* [Data extracted from a collection]

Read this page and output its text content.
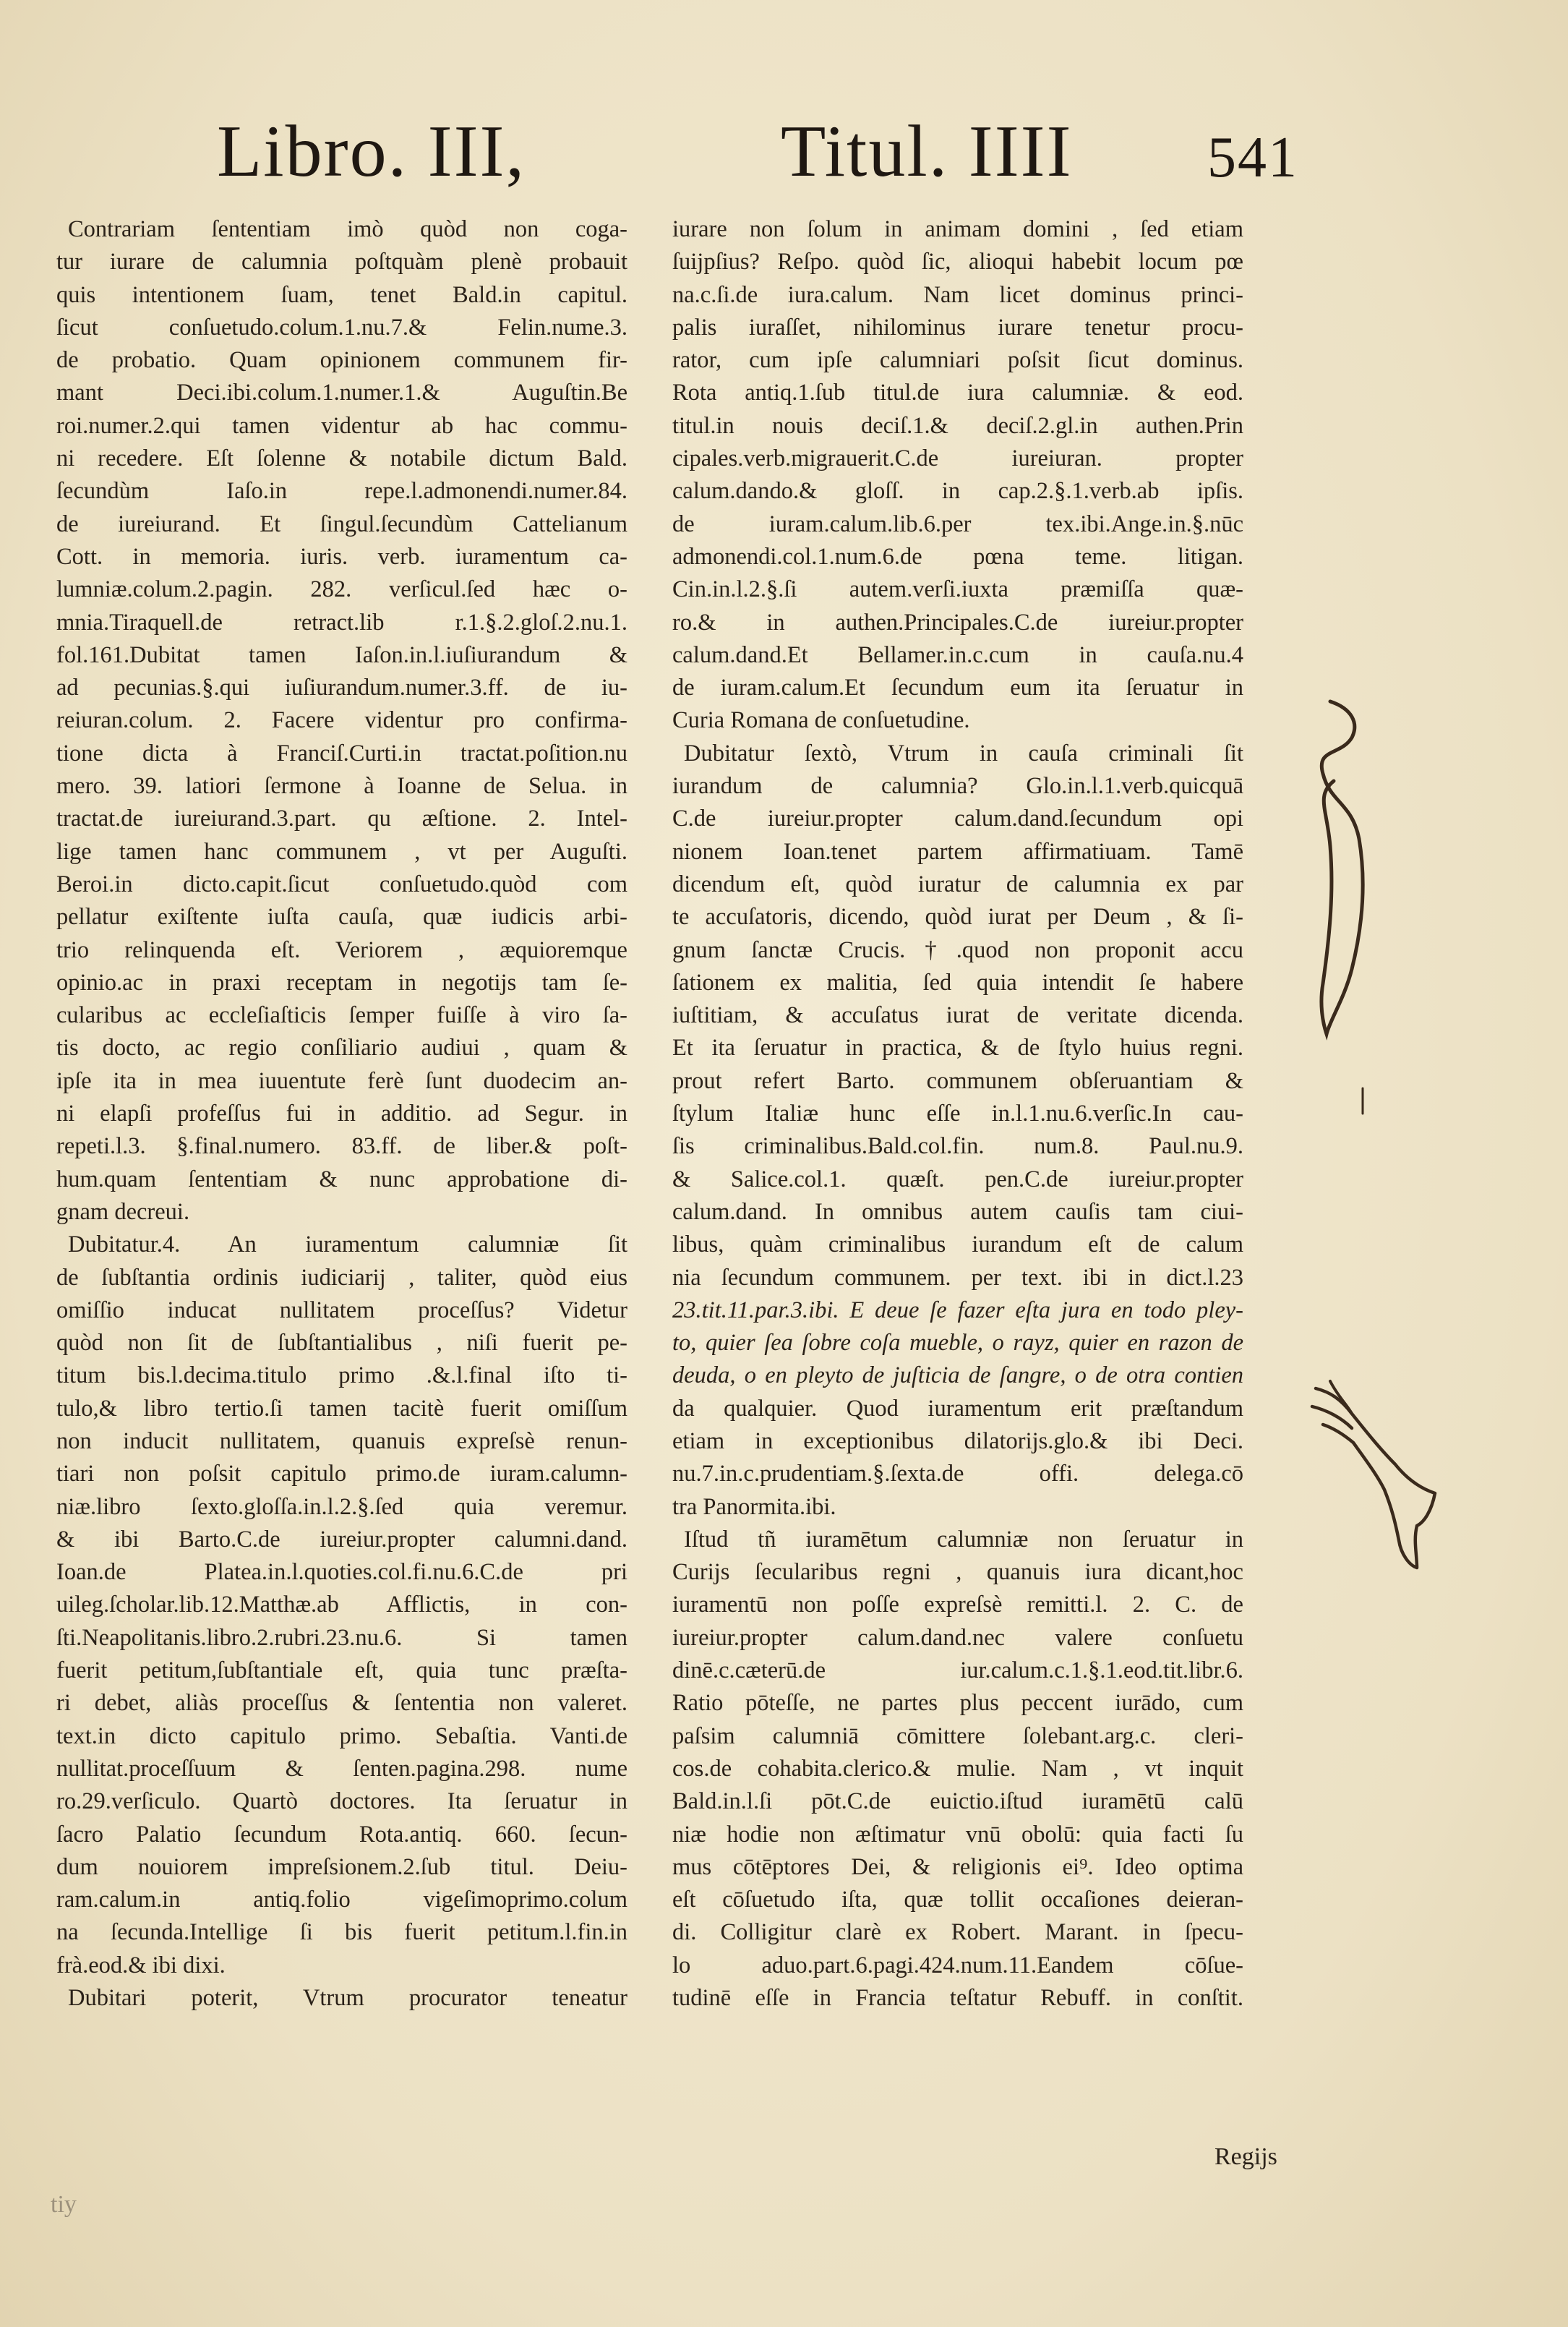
Libro. III,	Titul. IIII 541
Contrariam ſententiam imò quòd non coga-
tur iurare de calumnia poſtquàm plenè probauit
quis intentionem ſuam, tenet Bald.in capitul.
ſicut conſuetudo.colum.1.nu.7.& Felin.nume.3.
de probatio. Quam opinionem communem fir-
mant Deci.ibi.colum.1.numer.1.& Auguſtin.Be
roi.numer.2.qui tamen videntur ab hac commu-
ni recedere. Eſt ſolenne & notabile dictum Bald.
ſecundùm Iaſo.in repe.l.admonendi.numer.84.
de iureiurand. Et ſingul.ſecundùm Cattelianum
Cott. in memoria. iuris. verb. iuramentum ca-
lumniæ.colum.2.pagin. 282. verſicul.ſed hæc o-
mnia.Tiraquell.de retract.lib r.1.§.2.gloſ.2.nu.1.
fol.161.Dubitat tamen Iaſon.in.l.iuſiurandum &
ad pecunias.§.qui iuſiurandum.numer.3.ff. de iu-
reiuran.colum. 2. Facere videntur pro confirma-
tione dicta à Franciſ.Curti.in tractat.poſition.nu
mero. 39. latiori ſermone à Ioanne de Selua. in
tractat.de iureiurand.3.part. qu æſtione. 2. Intel-
lige tamen hanc communem , vt per Auguſti.
Beroi.in dicto.capit.ſicut conſuetudo.quòd com
pellatur exiſtente iuſta cauſa, quæ iudicis arbi-
trio relinquenda eſt. Veriorem , æquioremque
opinio.ac in praxi receptam in negotijs tam ſe-
cularibus ac eccleſiaſticis ſemper fuiſſe à viro ſa-
tis docto, ac regio conſiliario audiui , quam &
ipſe ita in mea iuuentute ferè ſunt duodecim an-
ni elapſi profeſſus fui in additio. ad Segur. in
repeti.l.3. §.final.numero. 83.ff. de liber.& poſt-
hum.quam ſententiam & nunc approbatione di-
gnam decreui.
Dubitatur.4. An iuramentum calumniæ ſit
de ſubſtantia ordinis iudiciarij , taliter, quòd eius
omiſſio inducat nullitatem proceſſus? Videtur
quòd non ſit de ſubſtantialibus , niſi fuerit pe-
titum bis.l.decima.titulo primo .&.l.final iſto ti-
tulo,& libro tertio.ſi tamen tacitè fuerit omiſſum
non inducit nullitatem, quanuis expreſsè renun-
tiari non poſsit capitulo primo.de iuram.calumn-
niæ.libro ſexto.gloſſa.in.l.2.§.ſed quia veremur.
& ibi Barto.C.de iureiur.propter calumni.dand.
Ioan.de Platea.in.l.quoties.col.fi.nu.6.C.de pri
uileg.ſcholar.lib.12.Matthæ.ab Afflictis, in con-
ſti.Neapolitanis.libro.2.rubri.23.nu.6. Si tamen
fuerit petitum,ſubſtantiale eſt, quia tunc præſta-
ri debet, aliàs proceſſus & ſententia non valeret.
text.in dicto capitulo primo. Sebaſtia. Vanti.de
nullitat.proceſſuum & ſenten.pagina.298. nume
ro.29.verſiculo. Quartò doctores. Ita ſeruatur in
ſacro Palatio ſecundum Rota.antiq. 660. ſecun-
dum nouiorem impreſsionem.2.ſub titul. Deiu-
ram.calum.in antiq.folio vigeſimoprimo.colum
na ſecunda.Intellige ſi bis fuerit petitum.l.fin.in
frà.eod.& ibi dixi.
Dubitari poterit, Vtrum procurator teneatur
iurare non ſolum in animam domini , ſed etiam
ſuijpſius? Reſpo. quòd ſic, alioqui habebit locum pœ
na.c.ſi.de iura.calum. Nam licet dominus princi-
palis iuraſſet, nihilominus iurare tenetur procu-
rator, cum ipſe calumniari poſsit ſicut dominus.
Rota antiq.1.ſub titul.de iura calumniæ. & eod.
titul.in nouis deciſ.1.& deciſ.2.gl.in authen.Prin
cipales.verb.migrauerit.C.de iureiuran. propter
calum.dando.& gloſſ. in cap.2.§.1.verb.ab ipſis.
de iuram.calum.lib.6.per tex.ibi.Ange.in.§.nūc
admonendi.col.1.num.6.de pœna teme. litigan.
Cin.in.l.2.§.ſi autem.verſi.iuxta præmiſſa quæ-
ro.& in authen.Principales.C.de iureiur.propter
calum.dand.Et Bellamer.in.c.cum in cauſa.nu.4
de iuram.calum.Et ſecundum eum ita ſeruatur in
Curia Romana de conſuetudine.
Dubitatur ſextò, Vtrum in cauſa criminali ſit
iurandum de calumnia? Glo.in.l.1.verb.quicquā
C.de iureiur.propter calum.dand.ſecundum opi
nionem Ioan.tenet partem affirmatiuam. Tamē
dicendum eſt, quòd iuratur de calumnia ex par
te accuſatoris, dicendo, quòd iurat per Deum , & ſi-
gnum ſanctæ Crucis.†.quod non proponit accu
ſationem ex malitia, ſed quia intendit ſe habere
iuſtitiam, & accuſatus iurat de veritate dicenda.
Et ita ſeruatur in practica, & de ſtylo huius regni.
prout refert Barto. communem obſeruantiam &
ſtylum Italiæ hunc eſſe in.l.1.nu.6.verſic.In cau-
ſis criminalibus.Bald.col.fin. num.8. Paul.nu.9.
& Salice.col.1. quæſt. pen.C.de iureiur.propter
calum.dand. In omnibus autem cauſis tam ciui-
libus, quàm criminalibus iurandum eſt de calum
nia ſecundum communem. per text. ibi in dict.l.23
23.tit.11.par.3.ibi. E deue ſe fazer eſta jura en todo pley-
to, quier ſea ſobre coſa mueble, o rayz, quier en razon de
deuda, o en pleyto de juſticia de ſangre, o de otra contien
da qualquier. Quod iuramentum erit præſtandum
etiam in exceptionibus dilatorijs.glo.& ibi Deci.
nu.7.in.c.prudentiam.§.ſexta.de offi. delega.cō
tra Panormita.ibi.
Iſtud tñ iuramētum calumniæ non ſeruatur in
Curijs ſecularibus regni , quanuis iura dicant,hoc
iuramentū non poſſe expreſsè remitti.l. 2. C. de
iureiur.propter calum.dand.nec valere conſuetu
dinē.c.cæterū.de iur.calum.c.1.§.1.eod.tit.libr.6.
Ratio pōteſſe, ne partes plus peccent iurādo, cum
paſsim calumniā cōmittere ſolebant.arg.c. cleri-
cos.de cohabita.clerico.& mulie. Nam , vt inquit
Bald.in.l.ſi pōt.C.de euictio.iſtud iuramētū calū
niæ hodie non æſtimatur vnū obolū: quia facti ſu
mus cōtēptores Dei, & religionis ei⁹. Ideo optima
eſt cōſuetudo iſta, quæ tollit occaſiones deieran-
di. Colligitur clarè ex Robert. Marant. in ſpecu-
lo aduo.part.6.pagi.424.num.11.Eandem cōſue-
tudinē eſſe in Francia teſtatur Rebuff. in conſtit.
Regijs
tiy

* [YOUR TASK]
Count every line in the preceding entries where the string "colum" appears, then state only the total.

* [THE SOLUTION]
5